Given exercise: Repeat the material below word for word and leave out all pictures.

(Dataset excerpt)
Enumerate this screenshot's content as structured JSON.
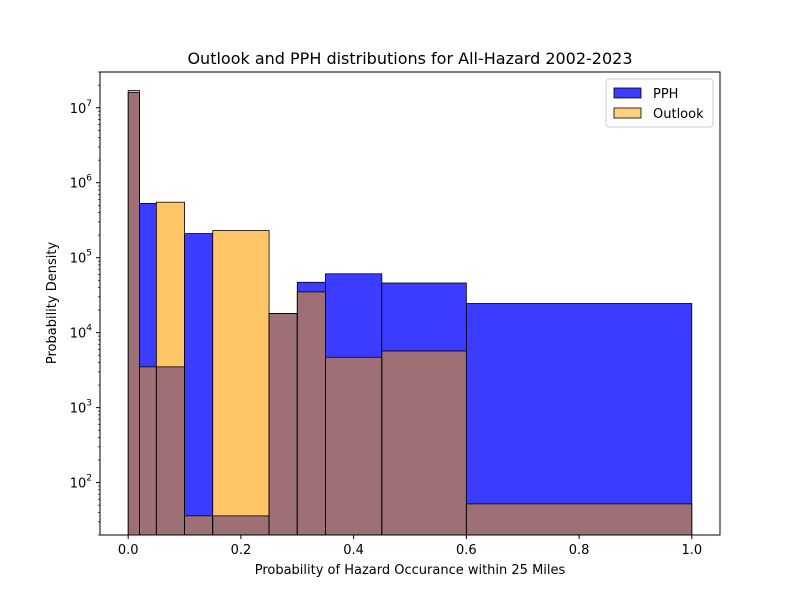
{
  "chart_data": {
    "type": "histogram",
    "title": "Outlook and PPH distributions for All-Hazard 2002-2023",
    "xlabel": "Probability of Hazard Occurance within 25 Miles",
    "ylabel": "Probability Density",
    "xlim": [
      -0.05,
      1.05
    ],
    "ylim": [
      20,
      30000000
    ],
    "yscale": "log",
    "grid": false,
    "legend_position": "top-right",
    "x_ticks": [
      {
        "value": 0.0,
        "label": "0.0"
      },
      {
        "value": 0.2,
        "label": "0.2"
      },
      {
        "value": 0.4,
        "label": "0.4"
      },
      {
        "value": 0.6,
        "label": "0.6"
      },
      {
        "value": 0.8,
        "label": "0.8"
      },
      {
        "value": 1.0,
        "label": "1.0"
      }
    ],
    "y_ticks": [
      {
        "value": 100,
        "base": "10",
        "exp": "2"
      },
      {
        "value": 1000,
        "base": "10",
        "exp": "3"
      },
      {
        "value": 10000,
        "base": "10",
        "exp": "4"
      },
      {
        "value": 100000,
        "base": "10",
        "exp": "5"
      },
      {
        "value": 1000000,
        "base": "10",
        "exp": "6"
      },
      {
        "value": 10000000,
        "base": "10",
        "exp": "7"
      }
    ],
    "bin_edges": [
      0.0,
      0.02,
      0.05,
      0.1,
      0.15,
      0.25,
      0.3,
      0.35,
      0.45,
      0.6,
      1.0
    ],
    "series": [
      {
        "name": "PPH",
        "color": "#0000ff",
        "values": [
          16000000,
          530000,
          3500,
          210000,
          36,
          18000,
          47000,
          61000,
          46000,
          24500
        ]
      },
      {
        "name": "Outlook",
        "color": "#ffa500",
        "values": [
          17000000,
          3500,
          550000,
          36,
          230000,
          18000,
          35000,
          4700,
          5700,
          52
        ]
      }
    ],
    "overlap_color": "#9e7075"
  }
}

Solution to this exercise:
Enumerate this screenshot's content as structured JSON.
{
  "chart_data": {
    "type": "histogram",
    "title": "Outlook and PPH distributions for All-Hazard 2002-2023",
    "xlabel": "Probability of Hazard Occurance within 25 Miles",
    "ylabel": "Probability Density",
    "xlim": [
      -0.05,
      1.05
    ],
    "ylim": [
      20,
      30000000
    ],
    "yscale": "log",
    "grid": false,
    "legend_position": "top-right",
    "x_ticks": [
      {
        "value": 0.0,
        "label": "0.0"
      },
      {
        "value": 0.2,
        "label": "0.2"
      },
      {
        "value": 0.4,
        "label": "0.4"
      },
      {
        "value": 0.6,
        "label": "0.6"
      },
      {
        "value": 0.8,
        "label": "0.8"
      },
      {
        "value": 1.0,
        "label": "1.0"
      }
    ],
    "y_ticks": [
      {
        "value": 100,
        "base": "10",
        "exp": "2"
      },
      {
        "value": 1000,
        "base": "10",
        "exp": "3"
      },
      {
        "value": 10000,
        "base": "10",
        "exp": "4"
      },
      {
        "value": 100000,
        "base": "10",
        "exp": "5"
      },
      {
        "value": 1000000,
        "base": "10",
        "exp": "6"
      },
      {
        "value": 10000000,
        "base": "10",
        "exp": "7"
      }
    ],
    "bin_edges": [
      0.0,
      0.02,
      0.05,
      0.1,
      0.15,
      0.25,
      0.3,
      0.35,
      0.45,
      0.6,
      1.0
    ],
    "series": [
      {
        "name": "PPH",
        "color": "#0000ff",
        "values": [
          16000000,
          530000,
          3500,
          210000,
          36,
          18000,
          47000,
          61000,
          46000,
          24500
        ]
      },
      {
        "name": "Outlook",
        "color": "#ffa500",
        "values": [
          17000000,
          3500,
          550000,
          36,
          230000,
          18000,
          35000,
          4700,
          5700,
          52
        ]
      }
    ],
    "overlap_color": "#9e7075"
  }
}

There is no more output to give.